(Entries from a dataset)
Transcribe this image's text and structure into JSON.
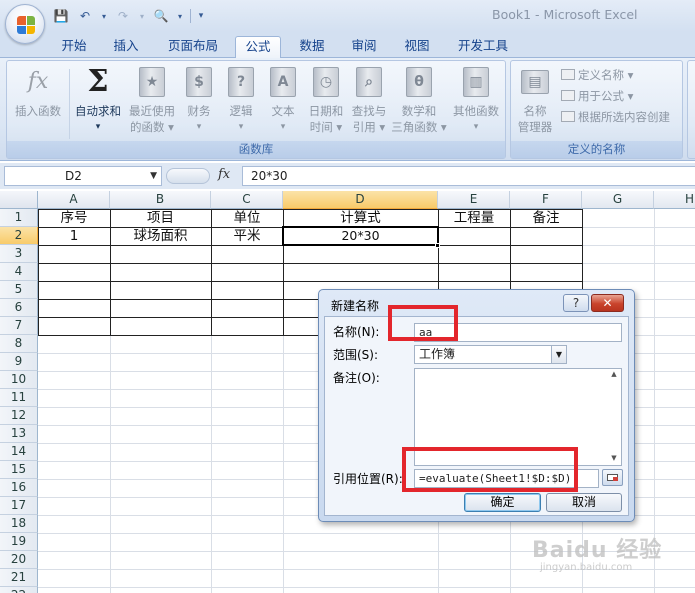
{
  "window": {
    "title": "Book1 - Microsoft Excel"
  },
  "tabs": [
    "开始",
    "插入",
    "页面布局",
    "公式",
    "数据",
    "审阅",
    "视图",
    "开发工具"
  ],
  "active_tab": "公式",
  "ribbon": {
    "function_library": {
      "label": "函数库",
      "insert_function": "插入函数",
      "autosum": {
        "line1": "自动求和",
        "arrow": "▾"
      },
      "recently_used": {
        "line1": "最近使用",
        "line2": "的函数 ▾"
      },
      "financial": {
        "line1": "财务",
        "line2": "▾"
      },
      "logical": {
        "line1": "逻辑",
        "line2": "▾"
      },
      "text": {
        "line1": "文本",
        "line2": "▾"
      },
      "datetime": {
        "line1": "日期和",
        "line2": "时间 ▾"
      },
      "lookup": {
        "line1": "查找与",
        "line2": "引用 ▾"
      },
      "math": {
        "line1": "数学和",
        "line2": "三角函数 ▾"
      },
      "other": {
        "line1": "其他函数",
        "line2": "▾"
      }
    },
    "defined_names": {
      "label": "定义的名称",
      "name_manager": {
        "line1": "名称",
        "line2": "管理器"
      },
      "define_name": "定义名称 ▾",
      "use_in_formula": "用于公式 ▾",
      "create_from_selection": "根据所选内容创建"
    }
  },
  "formula_bar": {
    "name_box": "D2",
    "fx": "fx",
    "formula": "20*30"
  },
  "grid": {
    "columns": [
      "A",
      "B",
      "C",
      "D",
      "E",
      "F",
      "G",
      "H"
    ],
    "selected_column": "D",
    "rows": [
      "1",
      "2",
      "3",
      "4",
      "5",
      "6",
      "7",
      "8",
      "9",
      "10",
      "11",
      "12",
      "13",
      "14",
      "15",
      "16",
      "17",
      "18",
      "19",
      "20",
      "21",
      "22"
    ],
    "selected_row": "2",
    "header_row": [
      "序号",
      "项目",
      "单位",
      "计算式",
      "工程量",
      "备注"
    ],
    "data_row": [
      "1",
      "球场面积",
      "平米",
      "20*30",
      "",
      ""
    ]
  },
  "dialog": {
    "title": "新建名称",
    "help": "?",
    "close": "✕",
    "name_label": "名称(N):",
    "name_value": "aa",
    "scope_label": "范围(S):",
    "scope_value": "工作簿",
    "comment_label": "备注(O):",
    "refers_label": "引用位置(R):",
    "refers_value": "=evaluate(Sheet1!$D:$D)",
    "ok": "确定",
    "cancel": "取消"
  },
  "watermark": {
    "main": "Baidu 经验",
    "sub": "jingyan.baidu.com"
  }
}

Exercise aim: Copy every line of the listing where the word "text" appears.

Answer:
Transcribe this image's text and structure into JSON.
      "text": {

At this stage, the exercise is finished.